** START OF DATA EXTRACT **
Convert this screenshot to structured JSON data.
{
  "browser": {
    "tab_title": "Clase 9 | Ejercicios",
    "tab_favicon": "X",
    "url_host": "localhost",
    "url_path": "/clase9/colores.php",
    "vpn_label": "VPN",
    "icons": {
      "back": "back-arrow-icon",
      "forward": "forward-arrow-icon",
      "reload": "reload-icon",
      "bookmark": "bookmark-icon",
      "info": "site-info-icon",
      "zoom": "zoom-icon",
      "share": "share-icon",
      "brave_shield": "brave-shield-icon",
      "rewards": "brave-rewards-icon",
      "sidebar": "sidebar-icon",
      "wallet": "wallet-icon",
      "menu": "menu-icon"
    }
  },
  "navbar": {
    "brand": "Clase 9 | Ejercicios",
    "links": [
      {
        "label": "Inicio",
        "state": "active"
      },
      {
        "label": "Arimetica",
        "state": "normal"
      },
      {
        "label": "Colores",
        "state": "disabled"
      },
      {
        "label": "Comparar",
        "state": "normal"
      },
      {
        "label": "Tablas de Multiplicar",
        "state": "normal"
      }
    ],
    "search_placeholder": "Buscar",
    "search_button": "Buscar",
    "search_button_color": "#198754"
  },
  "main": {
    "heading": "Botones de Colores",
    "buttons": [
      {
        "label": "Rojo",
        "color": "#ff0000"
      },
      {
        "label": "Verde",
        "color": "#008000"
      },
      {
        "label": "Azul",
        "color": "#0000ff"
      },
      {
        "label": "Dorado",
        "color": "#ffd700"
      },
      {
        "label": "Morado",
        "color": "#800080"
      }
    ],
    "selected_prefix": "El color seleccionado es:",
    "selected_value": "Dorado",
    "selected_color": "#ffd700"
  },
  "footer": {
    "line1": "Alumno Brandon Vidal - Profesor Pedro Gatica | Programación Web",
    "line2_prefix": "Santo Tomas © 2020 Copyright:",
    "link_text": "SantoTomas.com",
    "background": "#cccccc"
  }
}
** END OF DATA EXTRACT **
Your task is to repeat the data exactly, with nothing left out.

Convert this screenshot to structured JSON data.
{
  "browser": {
    "tab_title": "Clase 9 | Ejercicios",
    "tab_favicon": "X",
    "url_host": "localhost",
    "url_path": "/clase9/colores.php",
    "vpn_label": "VPN",
    "icons": {
      "back": "back-arrow-icon",
      "forward": "forward-arrow-icon",
      "reload": "reload-icon",
      "bookmark": "bookmark-icon",
      "info": "site-info-icon",
      "zoom": "zoom-icon",
      "share": "share-icon",
      "brave_shield": "brave-shield-icon",
      "rewards": "brave-rewards-icon",
      "sidebar": "sidebar-icon",
      "wallet": "wallet-icon",
      "menu": "menu-icon"
    }
  },
  "navbar": {
    "brand": "Clase 9 | Ejercicios",
    "links": [
      {
        "label": "Inicio",
        "state": "active"
      },
      {
        "label": "Arimetica",
        "state": "normal"
      },
      {
        "label": "Colores",
        "state": "disabled"
      },
      {
        "label": "Comparar",
        "state": "normal"
      },
      {
        "label": "Tablas de Multiplicar",
        "state": "normal"
      }
    ],
    "search_placeholder": "Buscar",
    "search_button": "Buscar",
    "search_button_color": "#198754"
  },
  "main": {
    "heading": "Botones de Colores",
    "buttons": [
      {
        "label": "Rojo",
        "color": "#ff0000"
      },
      {
        "label": "Verde",
        "color": "#008000"
      },
      {
        "label": "Azul",
        "color": "#0000ff"
      },
      {
        "label": "Dorado",
        "color": "#ffd700"
      },
      {
        "label": "Morado",
        "color": "#800080"
      }
    ],
    "selected_prefix": "El color seleccionado es:",
    "selected_value": "Dorado",
    "selected_color": "#ffd700"
  },
  "footer": {
    "line1": "Alumno Brandon Vidal - Profesor Pedro Gatica | Programación Web",
    "line2_prefix": "Santo Tomas © 2020 Copyright:",
    "link_text": "SantoTomas.com",
    "background": "#cccccc"
  }
}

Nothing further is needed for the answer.